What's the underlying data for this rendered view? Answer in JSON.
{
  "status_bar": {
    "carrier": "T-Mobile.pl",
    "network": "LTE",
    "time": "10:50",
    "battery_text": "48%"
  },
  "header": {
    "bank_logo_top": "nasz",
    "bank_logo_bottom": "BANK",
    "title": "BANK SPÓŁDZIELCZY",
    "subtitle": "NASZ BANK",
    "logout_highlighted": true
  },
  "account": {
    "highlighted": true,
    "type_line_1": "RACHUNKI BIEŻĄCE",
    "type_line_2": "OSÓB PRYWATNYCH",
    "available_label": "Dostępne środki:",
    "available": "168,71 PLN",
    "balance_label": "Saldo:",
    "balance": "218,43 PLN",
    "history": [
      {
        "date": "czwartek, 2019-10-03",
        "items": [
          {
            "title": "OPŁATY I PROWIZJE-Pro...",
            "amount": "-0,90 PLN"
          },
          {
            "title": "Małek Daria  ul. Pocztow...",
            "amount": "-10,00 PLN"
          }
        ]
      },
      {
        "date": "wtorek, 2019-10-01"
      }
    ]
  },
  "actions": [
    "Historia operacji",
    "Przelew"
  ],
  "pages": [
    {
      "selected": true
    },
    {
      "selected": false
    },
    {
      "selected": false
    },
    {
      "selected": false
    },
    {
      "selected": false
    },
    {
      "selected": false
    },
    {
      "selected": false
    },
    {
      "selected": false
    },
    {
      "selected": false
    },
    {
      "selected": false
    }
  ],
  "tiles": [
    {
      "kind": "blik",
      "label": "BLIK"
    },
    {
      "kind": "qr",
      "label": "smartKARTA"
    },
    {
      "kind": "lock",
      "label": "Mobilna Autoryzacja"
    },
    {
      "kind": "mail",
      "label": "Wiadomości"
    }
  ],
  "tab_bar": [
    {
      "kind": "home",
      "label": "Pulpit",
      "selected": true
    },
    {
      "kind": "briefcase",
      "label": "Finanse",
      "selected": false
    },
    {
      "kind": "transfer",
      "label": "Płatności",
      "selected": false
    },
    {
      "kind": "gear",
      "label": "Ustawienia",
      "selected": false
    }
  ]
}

++++++++++

* [To do]:
Repeat the data verbatim.

* [Exercise output]:
What's the underlying data for this rendered view? Answer in JSON.
{
  "status_bar": {
    "carrier": "T-Mobile.pl",
    "network": "LTE",
    "time": "10:50",
    "battery_text": "48%"
  },
  "header": {
    "bank_logo_top": "nasz",
    "bank_logo_bottom": "BANK",
    "title": "BANK SPÓŁDZIELCZY",
    "subtitle": "NASZ BANK",
    "logout_highlighted": true
  },
  "account": {
    "highlighted": true,
    "type_line_1": "RACHUNKI BIEŻĄCE",
    "type_line_2": "OSÓB PRYWATNYCH",
    "available_label": "Dostępne środki:",
    "available": "168,71 PLN",
    "balance_label": "Saldo:",
    "balance": "218,43 PLN",
    "history": [
      {
        "date": "czwartek, 2019-10-03",
        "items": [
          {
            "title": "OPŁATY I PROWIZJE-Pro...",
            "amount": "-0,90 PLN"
          },
          {
            "title": "Małek Daria  ul. Pocztow...",
            "amount": "-10,00 PLN"
          }
        ]
      },
      {
        "date": "wtorek, 2019-10-01"
      }
    ]
  },
  "actions": [
    "Historia operacji",
    "Przelew"
  ],
  "pages": [
    {
      "selected": true
    },
    {
      "selected": false
    },
    {
      "selected": false
    },
    {
      "selected": false
    },
    {
      "selected": false
    },
    {
      "selected": false
    },
    {
      "selected": false
    },
    {
      "selected": false
    },
    {
      "selected": false
    },
    {
      "selected": false
    }
  ],
  "tiles": [
    {
      "kind": "blik",
      "label": "BLIK"
    },
    {
      "kind": "qr",
      "label": "smartKARTA"
    },
    {
      "kind": "lock",
      "label": "Mobilna Autoryzacja"
    },
    {
      "kind": "mail",
      "label": "Wiadomości"
    }
  ],
  "tab_bar": [
    {
      "kind": "home",
      "label": "Pulpit",
      "selected": true
    },
    {
      "kind": "briefcase",
      "label": "Finanse",
      "selected": false
    },
    {
      "kind": "transfer",
      "label": "Płatności",
      "selected": false
    },
    {
      "kind": "gear",
      "label": "Ustawienia",
      "selected": false
    }
  ]
}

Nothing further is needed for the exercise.